Given problem ->
Restate the whole listing word for word. Pictures are left out.

Begin Extracted entries

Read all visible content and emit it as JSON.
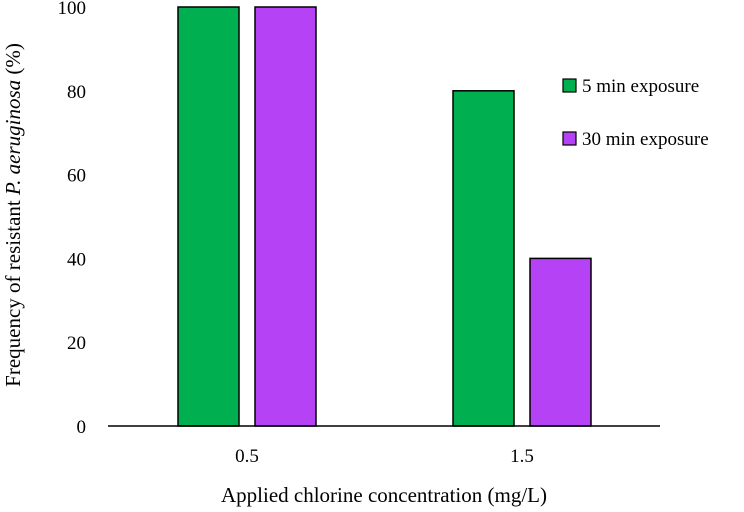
{
  "chart_data": {
    "type": "bar",
    "categories": [
      "0.5",
      "1.5"
    ],
    "series": [
      {
        "name": "5 min exposure",
        "values": [
          100,
          80
        ],
        "color": "#00B050"
      },
      {
        "name": "30 min exposure",
        "values": [
          100,
          40
        ],
        "color": "#B642F5"
      }
    ],
    "xlabel": "Applied chlorine concentration (mg/L)",
    "ylabel_prefix": "Frequency of resistant ",
    "ylabel_italic": "P. aeruginosa",
    "ylabel_suffix": " (%)",
    "ylim": [
      0,
      100
    ],
    "yticks": [
      "0",
      "20",
      "40",
      "60",
      "80",
      "100"
    ],
    "grid": false,
    "legend_position": "right"
  }
}
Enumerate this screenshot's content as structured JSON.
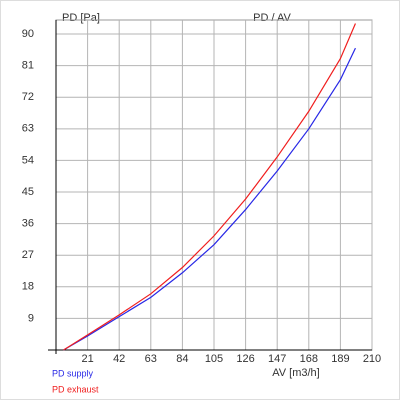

End Extracted entries

Right answer ->
Read all visible content and emit it as JSON.
{
  "chart_data": {
    "type": "bar",
    "categories": [
      "0.5",
      "1.5"
    ],
    "series": [
      {
        "name": "5 min exposure",
        "values": [
          100,
          80
        ],
        "color": "#00B050"
      },
      {
        "name": "30 min exposure",
        "values": [
          100,
          40
        ],
        "color": "#B642F5"
      }
    ],
    "xlabel": "Applied chlorine concentration (mg/L)",
    "ylabel_prefix": "Frequency of resistant ",
    "ylabel_italic": "P. aeruginosa",
    "ylabel_suffix": " (%)",
    "ylim": [
      0,
      100
    ],
    "yticks": [
      "0",
      "20",
      "40",
      "60",
      "80",
      "100"
    ],
    "grid": false,
    "legend_position": "right"
  }
}
Enumerate this screenshot's content as structured JSON.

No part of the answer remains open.